*DATASET RECORDS*
______________________________

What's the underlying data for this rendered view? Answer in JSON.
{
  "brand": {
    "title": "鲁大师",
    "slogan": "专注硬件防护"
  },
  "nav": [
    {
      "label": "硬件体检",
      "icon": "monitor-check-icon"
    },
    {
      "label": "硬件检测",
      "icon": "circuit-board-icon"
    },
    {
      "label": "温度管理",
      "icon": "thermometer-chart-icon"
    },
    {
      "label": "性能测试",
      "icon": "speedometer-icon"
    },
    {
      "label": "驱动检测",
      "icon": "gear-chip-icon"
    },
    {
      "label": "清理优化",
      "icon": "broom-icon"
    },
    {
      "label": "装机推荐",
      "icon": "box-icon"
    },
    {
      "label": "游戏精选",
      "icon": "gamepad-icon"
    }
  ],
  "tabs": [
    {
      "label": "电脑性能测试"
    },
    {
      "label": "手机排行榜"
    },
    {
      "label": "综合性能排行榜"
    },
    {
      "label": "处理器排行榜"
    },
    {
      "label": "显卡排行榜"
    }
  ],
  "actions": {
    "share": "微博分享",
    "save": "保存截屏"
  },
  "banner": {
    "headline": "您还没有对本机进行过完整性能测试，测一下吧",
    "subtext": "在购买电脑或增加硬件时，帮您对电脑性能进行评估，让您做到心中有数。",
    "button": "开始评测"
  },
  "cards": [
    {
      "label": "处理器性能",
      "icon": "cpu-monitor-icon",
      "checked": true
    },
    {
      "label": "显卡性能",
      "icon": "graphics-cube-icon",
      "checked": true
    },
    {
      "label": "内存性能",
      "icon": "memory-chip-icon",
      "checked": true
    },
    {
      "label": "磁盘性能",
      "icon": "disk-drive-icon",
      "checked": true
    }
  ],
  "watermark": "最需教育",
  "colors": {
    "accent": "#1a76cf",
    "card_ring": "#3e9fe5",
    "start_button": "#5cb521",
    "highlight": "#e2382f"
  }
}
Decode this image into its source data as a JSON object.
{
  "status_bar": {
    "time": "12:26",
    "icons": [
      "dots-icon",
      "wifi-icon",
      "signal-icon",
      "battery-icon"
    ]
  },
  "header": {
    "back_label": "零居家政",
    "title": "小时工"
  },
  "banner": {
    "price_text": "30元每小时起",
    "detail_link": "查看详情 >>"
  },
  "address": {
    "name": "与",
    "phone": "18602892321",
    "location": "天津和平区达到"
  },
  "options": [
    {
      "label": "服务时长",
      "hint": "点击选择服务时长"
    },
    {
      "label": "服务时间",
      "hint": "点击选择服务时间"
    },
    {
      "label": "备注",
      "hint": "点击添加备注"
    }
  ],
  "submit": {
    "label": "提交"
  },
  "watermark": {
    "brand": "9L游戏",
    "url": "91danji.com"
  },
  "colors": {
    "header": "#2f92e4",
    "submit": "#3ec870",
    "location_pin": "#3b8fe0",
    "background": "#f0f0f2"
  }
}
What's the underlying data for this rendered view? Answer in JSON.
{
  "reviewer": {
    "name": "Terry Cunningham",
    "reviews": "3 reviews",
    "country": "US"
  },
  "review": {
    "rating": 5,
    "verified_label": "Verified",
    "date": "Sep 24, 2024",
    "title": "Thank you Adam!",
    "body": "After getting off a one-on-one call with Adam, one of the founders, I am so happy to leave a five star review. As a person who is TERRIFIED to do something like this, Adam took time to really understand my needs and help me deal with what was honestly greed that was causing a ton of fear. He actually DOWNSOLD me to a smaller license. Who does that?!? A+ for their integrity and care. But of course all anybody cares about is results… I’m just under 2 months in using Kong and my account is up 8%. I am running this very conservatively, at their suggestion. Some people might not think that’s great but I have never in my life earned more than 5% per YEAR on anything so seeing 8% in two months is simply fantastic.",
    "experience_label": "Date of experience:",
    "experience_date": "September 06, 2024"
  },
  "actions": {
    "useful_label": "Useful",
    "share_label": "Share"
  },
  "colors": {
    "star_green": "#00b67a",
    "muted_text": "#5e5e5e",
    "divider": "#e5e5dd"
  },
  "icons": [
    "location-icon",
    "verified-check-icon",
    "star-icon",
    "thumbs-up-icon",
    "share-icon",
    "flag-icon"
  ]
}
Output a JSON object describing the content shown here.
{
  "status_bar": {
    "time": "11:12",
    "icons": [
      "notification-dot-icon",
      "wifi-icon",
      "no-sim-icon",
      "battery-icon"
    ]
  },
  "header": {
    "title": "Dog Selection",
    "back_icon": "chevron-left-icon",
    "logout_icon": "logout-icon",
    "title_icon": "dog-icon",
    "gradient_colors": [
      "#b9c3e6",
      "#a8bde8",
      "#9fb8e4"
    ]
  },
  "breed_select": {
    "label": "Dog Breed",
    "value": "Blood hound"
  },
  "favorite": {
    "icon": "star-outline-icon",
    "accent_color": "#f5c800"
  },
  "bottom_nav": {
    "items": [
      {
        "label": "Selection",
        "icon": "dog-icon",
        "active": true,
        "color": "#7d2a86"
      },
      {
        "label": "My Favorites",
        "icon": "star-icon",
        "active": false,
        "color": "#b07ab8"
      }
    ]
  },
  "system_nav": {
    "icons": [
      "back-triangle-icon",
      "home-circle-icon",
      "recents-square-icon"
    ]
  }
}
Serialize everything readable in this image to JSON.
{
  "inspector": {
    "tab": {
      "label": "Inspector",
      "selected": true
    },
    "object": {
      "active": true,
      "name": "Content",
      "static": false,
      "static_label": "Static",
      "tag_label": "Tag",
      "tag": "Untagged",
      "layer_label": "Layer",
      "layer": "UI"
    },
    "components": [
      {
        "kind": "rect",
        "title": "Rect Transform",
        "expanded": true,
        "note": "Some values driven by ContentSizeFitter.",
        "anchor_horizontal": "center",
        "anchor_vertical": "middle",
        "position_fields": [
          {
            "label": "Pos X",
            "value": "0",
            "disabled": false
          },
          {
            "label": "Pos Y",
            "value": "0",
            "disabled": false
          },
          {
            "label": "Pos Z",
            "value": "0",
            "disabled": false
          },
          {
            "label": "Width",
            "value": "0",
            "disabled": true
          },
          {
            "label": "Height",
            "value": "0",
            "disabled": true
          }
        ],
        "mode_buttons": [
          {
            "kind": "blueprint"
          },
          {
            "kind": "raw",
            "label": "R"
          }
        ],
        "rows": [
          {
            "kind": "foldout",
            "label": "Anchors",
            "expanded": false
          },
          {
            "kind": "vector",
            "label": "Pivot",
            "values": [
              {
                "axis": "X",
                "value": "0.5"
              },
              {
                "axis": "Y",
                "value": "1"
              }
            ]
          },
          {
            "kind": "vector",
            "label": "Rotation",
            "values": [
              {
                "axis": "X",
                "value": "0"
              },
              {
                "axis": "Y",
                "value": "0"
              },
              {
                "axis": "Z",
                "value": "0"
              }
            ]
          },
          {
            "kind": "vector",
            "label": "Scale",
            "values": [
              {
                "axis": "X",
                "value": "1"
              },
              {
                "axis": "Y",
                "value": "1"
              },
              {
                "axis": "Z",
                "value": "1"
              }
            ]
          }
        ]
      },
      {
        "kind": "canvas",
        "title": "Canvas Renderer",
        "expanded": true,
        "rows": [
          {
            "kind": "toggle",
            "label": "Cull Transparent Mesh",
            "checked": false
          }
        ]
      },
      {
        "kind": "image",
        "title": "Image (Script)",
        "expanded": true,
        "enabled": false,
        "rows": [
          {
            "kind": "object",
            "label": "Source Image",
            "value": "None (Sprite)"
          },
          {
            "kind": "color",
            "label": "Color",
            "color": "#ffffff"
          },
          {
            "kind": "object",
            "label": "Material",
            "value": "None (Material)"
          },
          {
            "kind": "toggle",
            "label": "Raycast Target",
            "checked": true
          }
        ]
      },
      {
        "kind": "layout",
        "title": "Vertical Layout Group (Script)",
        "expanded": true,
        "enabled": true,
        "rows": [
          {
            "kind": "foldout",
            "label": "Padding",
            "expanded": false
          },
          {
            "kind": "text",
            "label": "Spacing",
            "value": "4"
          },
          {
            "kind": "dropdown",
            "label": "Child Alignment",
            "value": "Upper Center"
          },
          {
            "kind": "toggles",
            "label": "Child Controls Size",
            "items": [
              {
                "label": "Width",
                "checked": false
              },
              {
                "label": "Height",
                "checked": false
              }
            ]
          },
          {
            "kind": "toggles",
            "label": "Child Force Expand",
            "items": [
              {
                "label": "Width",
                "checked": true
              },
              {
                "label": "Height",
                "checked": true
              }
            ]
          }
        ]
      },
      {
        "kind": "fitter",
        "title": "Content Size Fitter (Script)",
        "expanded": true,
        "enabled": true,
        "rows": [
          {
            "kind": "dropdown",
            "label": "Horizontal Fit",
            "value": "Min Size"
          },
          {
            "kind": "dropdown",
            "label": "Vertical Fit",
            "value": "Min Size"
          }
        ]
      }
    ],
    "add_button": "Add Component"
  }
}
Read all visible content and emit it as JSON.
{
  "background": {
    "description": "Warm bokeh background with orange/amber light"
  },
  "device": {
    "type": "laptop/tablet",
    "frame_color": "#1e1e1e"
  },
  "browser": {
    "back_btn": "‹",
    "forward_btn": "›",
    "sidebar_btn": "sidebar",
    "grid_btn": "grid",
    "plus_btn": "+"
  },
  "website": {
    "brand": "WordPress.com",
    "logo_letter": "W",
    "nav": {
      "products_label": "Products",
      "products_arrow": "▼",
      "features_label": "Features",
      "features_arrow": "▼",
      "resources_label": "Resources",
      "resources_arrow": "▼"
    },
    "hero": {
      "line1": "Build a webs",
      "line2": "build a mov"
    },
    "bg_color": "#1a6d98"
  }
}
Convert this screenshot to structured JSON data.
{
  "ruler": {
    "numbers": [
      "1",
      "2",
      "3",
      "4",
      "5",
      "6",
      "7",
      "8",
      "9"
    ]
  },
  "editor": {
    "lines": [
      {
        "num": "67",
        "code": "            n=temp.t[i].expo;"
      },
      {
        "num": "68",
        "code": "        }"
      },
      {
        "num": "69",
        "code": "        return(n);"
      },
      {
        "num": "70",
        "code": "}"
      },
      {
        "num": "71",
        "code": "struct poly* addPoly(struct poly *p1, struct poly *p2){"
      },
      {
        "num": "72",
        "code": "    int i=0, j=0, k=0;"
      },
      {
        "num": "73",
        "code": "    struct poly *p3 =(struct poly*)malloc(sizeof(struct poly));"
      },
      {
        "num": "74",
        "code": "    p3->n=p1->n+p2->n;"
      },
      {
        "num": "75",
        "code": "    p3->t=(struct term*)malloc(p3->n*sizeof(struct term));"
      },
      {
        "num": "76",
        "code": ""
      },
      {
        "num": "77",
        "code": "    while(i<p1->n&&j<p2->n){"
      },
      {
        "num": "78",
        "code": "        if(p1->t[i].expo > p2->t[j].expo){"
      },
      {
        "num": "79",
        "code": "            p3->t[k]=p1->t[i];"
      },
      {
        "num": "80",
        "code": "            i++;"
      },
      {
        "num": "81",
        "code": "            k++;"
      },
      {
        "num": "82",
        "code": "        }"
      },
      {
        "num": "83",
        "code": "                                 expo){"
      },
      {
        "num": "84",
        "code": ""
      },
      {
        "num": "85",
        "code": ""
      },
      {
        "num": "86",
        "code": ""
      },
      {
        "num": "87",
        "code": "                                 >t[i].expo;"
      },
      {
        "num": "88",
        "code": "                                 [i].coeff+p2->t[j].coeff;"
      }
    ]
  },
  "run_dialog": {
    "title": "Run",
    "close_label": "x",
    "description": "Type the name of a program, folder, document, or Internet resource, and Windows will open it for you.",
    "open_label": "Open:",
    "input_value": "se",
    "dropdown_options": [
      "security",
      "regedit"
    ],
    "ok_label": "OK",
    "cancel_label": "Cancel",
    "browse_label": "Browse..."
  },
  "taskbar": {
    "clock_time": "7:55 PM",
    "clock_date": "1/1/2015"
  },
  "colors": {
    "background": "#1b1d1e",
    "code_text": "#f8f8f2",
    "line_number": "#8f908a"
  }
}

______________________________

*SHORT PROBLEM*
Copy each line that holds the word "active".

*THE COMPLETED TASK*
        "active": true,
        "active": false,
      "active": true,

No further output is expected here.